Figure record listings
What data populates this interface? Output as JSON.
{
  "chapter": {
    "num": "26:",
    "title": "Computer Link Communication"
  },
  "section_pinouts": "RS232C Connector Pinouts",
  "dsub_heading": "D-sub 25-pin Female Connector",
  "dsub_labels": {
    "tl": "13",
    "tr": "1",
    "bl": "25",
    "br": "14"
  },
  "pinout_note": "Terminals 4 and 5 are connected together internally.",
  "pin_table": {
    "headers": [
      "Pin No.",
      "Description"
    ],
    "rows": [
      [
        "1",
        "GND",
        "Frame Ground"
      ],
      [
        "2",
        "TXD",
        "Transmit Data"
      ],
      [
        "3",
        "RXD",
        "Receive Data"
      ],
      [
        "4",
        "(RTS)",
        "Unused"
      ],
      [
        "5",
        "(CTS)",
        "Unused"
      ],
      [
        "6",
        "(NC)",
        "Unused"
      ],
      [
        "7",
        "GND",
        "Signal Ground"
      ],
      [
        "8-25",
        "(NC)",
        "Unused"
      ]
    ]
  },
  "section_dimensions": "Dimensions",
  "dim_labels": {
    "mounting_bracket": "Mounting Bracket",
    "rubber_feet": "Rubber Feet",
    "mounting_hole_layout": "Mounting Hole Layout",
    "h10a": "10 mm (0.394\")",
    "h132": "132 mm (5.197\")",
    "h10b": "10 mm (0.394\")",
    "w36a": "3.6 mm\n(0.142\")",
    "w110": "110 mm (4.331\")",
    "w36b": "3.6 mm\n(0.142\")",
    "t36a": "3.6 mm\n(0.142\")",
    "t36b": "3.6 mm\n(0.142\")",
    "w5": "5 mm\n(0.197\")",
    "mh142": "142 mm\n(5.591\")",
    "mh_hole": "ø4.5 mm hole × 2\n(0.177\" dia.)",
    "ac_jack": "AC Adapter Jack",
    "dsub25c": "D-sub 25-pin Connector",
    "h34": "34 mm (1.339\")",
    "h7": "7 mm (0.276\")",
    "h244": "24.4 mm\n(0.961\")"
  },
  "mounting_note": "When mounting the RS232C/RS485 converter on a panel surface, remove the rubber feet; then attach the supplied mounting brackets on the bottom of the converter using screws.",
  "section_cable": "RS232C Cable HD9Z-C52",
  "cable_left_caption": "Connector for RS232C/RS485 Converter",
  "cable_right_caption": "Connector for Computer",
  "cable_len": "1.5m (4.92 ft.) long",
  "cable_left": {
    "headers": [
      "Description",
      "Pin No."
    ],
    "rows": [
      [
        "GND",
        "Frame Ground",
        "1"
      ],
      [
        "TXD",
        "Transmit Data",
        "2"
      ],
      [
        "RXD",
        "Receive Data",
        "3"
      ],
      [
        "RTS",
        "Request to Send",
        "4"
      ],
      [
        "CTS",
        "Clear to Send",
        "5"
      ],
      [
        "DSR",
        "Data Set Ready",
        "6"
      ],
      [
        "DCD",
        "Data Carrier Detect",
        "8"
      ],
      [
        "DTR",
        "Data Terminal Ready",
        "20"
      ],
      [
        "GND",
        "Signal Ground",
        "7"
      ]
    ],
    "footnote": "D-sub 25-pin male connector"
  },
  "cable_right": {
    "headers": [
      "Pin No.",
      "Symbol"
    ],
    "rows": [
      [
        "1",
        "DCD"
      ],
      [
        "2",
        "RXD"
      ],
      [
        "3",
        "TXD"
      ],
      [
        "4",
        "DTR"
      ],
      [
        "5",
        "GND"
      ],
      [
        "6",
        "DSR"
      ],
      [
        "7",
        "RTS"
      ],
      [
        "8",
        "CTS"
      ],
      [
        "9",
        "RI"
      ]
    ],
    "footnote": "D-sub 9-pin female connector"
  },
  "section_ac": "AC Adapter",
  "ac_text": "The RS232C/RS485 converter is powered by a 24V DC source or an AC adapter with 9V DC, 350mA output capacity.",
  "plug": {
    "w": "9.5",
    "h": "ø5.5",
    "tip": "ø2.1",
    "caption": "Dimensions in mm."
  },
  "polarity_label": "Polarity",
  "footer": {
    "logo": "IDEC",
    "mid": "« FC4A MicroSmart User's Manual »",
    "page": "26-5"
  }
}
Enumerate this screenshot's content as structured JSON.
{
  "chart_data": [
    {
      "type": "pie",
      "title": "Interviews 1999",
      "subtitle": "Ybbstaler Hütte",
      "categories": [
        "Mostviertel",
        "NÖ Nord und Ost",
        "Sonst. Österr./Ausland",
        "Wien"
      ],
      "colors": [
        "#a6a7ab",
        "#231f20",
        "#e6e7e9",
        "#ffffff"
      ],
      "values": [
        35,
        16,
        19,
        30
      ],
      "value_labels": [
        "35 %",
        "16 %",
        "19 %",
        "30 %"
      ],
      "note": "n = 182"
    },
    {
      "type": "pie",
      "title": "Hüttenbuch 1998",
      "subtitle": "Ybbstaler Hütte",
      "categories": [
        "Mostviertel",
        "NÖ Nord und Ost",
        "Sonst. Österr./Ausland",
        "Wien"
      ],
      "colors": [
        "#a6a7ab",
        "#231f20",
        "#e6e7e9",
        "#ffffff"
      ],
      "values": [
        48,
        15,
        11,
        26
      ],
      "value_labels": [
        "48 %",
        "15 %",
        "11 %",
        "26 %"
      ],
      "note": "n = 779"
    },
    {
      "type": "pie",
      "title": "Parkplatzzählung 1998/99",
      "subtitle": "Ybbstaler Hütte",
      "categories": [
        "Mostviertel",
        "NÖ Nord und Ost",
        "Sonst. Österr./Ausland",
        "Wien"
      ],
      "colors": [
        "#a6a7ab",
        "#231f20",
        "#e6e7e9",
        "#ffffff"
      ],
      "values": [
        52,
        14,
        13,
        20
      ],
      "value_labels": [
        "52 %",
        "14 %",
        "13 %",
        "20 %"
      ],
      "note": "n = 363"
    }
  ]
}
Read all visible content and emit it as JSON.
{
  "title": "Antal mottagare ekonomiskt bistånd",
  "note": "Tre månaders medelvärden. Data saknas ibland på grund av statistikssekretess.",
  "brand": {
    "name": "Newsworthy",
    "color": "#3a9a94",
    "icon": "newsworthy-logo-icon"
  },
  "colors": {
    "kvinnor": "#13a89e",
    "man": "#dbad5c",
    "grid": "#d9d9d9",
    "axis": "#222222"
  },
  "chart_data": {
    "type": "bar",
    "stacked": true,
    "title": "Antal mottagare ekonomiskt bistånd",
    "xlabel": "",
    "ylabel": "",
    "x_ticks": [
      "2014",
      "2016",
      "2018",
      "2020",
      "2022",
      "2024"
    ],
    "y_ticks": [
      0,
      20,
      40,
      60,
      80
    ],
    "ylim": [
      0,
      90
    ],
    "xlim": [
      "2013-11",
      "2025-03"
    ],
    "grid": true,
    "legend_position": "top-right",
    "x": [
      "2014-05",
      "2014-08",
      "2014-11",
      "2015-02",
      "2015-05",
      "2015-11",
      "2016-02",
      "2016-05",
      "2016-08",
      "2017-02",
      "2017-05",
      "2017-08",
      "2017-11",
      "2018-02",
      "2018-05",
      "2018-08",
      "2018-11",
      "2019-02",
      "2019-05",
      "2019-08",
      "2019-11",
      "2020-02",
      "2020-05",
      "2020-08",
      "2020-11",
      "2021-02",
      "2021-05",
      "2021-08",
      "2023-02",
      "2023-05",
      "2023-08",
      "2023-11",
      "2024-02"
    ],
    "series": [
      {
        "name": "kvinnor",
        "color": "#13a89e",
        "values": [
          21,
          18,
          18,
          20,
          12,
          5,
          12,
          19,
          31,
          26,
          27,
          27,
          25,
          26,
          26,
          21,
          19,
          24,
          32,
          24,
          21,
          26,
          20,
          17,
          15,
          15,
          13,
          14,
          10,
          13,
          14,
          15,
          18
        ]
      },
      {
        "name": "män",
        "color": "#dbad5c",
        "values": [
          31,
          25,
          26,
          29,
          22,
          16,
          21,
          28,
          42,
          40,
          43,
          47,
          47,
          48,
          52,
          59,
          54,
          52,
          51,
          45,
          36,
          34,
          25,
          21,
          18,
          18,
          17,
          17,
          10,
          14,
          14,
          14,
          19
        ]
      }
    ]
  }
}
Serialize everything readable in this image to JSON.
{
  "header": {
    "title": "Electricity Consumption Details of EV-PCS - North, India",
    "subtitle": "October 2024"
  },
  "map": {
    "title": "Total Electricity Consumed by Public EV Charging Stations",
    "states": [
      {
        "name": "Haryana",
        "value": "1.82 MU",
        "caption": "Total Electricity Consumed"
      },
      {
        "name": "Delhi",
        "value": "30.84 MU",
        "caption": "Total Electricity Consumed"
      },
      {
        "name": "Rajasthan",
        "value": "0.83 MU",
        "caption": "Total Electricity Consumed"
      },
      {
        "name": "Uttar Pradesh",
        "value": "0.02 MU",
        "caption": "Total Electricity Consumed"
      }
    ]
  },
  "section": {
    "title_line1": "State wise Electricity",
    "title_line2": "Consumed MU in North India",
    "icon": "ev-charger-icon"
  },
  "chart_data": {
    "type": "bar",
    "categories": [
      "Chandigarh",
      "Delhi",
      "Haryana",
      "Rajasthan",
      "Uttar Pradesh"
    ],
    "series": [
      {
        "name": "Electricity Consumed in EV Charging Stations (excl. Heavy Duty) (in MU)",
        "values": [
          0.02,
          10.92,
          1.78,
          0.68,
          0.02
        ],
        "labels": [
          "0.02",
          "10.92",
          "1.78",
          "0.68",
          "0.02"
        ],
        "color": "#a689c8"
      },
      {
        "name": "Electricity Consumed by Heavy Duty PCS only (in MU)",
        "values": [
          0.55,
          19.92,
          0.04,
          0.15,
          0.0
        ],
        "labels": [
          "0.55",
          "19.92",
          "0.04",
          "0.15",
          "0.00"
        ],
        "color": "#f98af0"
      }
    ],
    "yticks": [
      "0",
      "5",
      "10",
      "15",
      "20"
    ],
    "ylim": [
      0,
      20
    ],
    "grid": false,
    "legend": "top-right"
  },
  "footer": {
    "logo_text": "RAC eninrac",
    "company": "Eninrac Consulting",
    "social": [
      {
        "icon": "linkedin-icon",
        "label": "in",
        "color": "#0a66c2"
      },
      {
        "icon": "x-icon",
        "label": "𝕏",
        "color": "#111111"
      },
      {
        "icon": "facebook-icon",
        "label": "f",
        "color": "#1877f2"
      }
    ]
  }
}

● WHAT YOU HAVE TO DO
Search the entries for the word "Computer", then gather every line that has it.

● ANSWER
    "title": "Computer Link Communication"
  "cable_right_caption": "Connector for Computer",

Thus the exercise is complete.